• Written exercise: Using the entries below, return word for word the lines from the one containing "What does this" up to and including the last.

• Records shown:
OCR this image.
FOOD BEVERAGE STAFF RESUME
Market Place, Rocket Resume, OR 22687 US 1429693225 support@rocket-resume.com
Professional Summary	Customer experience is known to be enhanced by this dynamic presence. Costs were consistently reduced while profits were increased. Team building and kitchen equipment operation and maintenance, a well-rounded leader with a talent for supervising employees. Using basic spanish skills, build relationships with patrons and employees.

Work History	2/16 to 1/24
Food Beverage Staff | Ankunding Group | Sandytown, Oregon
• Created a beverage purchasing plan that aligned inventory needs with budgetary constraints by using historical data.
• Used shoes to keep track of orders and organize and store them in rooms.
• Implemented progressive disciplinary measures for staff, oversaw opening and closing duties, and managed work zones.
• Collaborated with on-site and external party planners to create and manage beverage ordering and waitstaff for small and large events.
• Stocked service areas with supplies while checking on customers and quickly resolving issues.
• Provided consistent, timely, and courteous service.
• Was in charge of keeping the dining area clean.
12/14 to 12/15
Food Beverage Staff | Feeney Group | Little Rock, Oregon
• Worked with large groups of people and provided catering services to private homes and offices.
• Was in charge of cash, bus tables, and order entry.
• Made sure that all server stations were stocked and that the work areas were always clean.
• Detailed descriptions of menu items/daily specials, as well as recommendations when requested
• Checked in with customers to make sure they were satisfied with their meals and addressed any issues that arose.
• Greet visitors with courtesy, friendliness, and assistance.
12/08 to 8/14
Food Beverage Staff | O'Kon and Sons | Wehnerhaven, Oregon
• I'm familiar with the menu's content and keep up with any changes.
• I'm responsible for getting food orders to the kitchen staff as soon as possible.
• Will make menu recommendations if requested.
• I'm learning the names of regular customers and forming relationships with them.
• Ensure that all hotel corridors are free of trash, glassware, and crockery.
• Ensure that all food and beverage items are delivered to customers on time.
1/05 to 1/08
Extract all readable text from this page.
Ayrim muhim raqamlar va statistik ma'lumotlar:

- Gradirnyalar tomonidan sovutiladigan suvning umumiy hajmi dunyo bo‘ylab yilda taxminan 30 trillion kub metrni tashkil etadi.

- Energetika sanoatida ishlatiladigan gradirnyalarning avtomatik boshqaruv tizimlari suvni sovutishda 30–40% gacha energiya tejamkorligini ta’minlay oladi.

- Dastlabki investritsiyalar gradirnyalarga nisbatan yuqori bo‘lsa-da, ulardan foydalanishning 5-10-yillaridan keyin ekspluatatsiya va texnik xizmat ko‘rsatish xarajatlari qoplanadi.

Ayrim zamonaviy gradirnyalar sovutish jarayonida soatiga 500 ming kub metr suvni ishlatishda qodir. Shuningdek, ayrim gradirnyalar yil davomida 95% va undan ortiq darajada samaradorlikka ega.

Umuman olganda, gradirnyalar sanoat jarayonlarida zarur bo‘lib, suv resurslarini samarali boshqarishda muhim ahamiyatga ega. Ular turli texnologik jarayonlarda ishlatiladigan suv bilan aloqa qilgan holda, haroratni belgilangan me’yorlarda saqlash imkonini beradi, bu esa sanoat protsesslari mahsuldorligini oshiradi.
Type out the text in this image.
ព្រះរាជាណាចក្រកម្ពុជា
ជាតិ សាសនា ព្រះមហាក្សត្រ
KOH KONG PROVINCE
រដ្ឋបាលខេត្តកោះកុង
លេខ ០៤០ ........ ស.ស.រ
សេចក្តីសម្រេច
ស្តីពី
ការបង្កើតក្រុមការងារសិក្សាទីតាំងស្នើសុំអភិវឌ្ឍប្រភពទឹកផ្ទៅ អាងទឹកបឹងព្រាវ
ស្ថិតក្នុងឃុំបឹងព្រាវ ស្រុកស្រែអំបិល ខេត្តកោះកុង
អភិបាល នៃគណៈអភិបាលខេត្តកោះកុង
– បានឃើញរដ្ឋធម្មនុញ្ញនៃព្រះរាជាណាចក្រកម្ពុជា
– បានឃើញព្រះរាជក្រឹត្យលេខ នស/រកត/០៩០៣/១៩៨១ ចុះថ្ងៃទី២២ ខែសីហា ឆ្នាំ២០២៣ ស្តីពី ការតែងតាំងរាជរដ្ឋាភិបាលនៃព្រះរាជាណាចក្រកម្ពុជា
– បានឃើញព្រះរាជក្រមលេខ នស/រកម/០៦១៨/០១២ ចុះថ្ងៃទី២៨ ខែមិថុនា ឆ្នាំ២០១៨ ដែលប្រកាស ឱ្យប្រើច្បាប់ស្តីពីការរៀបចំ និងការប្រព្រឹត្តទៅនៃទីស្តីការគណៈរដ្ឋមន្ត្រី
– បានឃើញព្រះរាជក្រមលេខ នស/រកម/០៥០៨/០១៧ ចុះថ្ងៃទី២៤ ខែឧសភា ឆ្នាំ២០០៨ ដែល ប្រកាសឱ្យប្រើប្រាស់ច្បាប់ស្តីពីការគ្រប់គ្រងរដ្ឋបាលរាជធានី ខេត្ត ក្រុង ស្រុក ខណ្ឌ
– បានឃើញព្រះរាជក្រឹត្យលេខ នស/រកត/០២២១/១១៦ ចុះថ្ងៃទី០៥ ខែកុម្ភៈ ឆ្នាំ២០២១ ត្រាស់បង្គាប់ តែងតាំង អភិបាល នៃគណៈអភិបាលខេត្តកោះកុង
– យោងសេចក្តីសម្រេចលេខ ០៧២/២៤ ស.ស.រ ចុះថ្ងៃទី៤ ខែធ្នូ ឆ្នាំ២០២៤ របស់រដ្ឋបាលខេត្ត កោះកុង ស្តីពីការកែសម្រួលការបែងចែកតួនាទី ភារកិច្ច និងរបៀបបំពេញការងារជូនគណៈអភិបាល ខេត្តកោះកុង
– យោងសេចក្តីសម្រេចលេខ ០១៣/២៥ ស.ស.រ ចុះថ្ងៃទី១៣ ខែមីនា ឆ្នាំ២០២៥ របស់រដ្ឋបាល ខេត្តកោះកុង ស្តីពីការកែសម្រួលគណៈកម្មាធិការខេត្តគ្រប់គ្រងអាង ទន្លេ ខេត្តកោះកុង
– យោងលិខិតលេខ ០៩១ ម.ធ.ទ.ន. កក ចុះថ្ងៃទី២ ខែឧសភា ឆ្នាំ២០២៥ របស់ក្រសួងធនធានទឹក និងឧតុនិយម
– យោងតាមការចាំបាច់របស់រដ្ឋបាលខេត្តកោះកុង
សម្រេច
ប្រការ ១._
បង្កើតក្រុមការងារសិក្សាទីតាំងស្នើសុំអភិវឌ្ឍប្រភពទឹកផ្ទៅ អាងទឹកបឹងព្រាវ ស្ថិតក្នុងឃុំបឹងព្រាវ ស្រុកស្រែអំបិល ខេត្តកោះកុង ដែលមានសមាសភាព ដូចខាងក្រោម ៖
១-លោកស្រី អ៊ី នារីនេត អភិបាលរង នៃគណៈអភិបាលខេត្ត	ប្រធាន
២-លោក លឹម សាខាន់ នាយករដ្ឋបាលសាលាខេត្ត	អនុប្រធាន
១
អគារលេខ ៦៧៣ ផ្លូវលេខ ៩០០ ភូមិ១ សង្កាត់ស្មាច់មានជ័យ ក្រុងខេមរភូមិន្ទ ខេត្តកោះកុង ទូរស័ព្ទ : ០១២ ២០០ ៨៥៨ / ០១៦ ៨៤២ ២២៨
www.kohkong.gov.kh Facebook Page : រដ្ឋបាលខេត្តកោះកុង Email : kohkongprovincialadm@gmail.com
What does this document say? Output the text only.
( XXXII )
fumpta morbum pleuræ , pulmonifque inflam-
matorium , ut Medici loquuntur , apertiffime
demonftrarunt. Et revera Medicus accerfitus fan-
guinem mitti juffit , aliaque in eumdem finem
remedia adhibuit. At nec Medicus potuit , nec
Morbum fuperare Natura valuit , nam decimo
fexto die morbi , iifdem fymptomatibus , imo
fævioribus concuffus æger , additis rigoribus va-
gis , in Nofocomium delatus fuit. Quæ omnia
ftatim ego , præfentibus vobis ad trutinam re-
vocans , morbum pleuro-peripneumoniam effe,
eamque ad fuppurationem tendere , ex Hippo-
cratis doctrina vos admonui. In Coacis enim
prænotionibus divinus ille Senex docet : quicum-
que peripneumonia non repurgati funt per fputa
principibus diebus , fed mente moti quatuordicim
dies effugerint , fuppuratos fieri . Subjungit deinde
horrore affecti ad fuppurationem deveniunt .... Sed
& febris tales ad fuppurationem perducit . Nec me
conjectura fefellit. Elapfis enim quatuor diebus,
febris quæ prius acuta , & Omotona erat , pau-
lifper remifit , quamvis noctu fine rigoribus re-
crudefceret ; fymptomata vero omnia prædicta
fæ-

• Output for this exercise:
What does this document say? Output the text only.
( XXXII )
fumpta morbum pleuræ , pulmonifque inflam-
matorium , ut Medici loquuntur , apertiffime
demonftrarunt. Et revera Medicus accerfitus fan-
guinem mitti juffit , aliaque in eumdem finem
remedia adhibuit. At nec Medicus potuit , nec
Morbum fuperare Natura valuit , nam decimo
fexto die morbi , iifdem fymptomatibus , imo
fævioribus concuffus æger , additis rigoribus va-
gis , in Nofocomium delatus fuit. Quæ omnia
ftatim ego , præfentibus vobis ad trutinam re-
vocans , morbum pleuro-peripneumoniam effe,
eamque ad fuppurationem tendere , ex Hippo-
cratis doctrina vos admonui. In Coacis enim
prænotionibus divinus ille Senex docet : quicum-
que peripneumonia non repurgati funt per fputa
principibus diebus , fed mente moti quatuordicim
dies effugerint , fuppuratos fieri . Subjungit deinde
horrore affecti ad fuppurationem deveniunt .... Sed
& febris tales ad fuppurationem perducit . Nec me
conjectura fefellit. Elapfis enim quatuor diebus,
febris quæ prius acuta , & Omotona erat , pau-
lifper remifit , quamvis noctu fine rigoribus re-
crudefceret ; fymptomata vero omnia prædicta
fæ-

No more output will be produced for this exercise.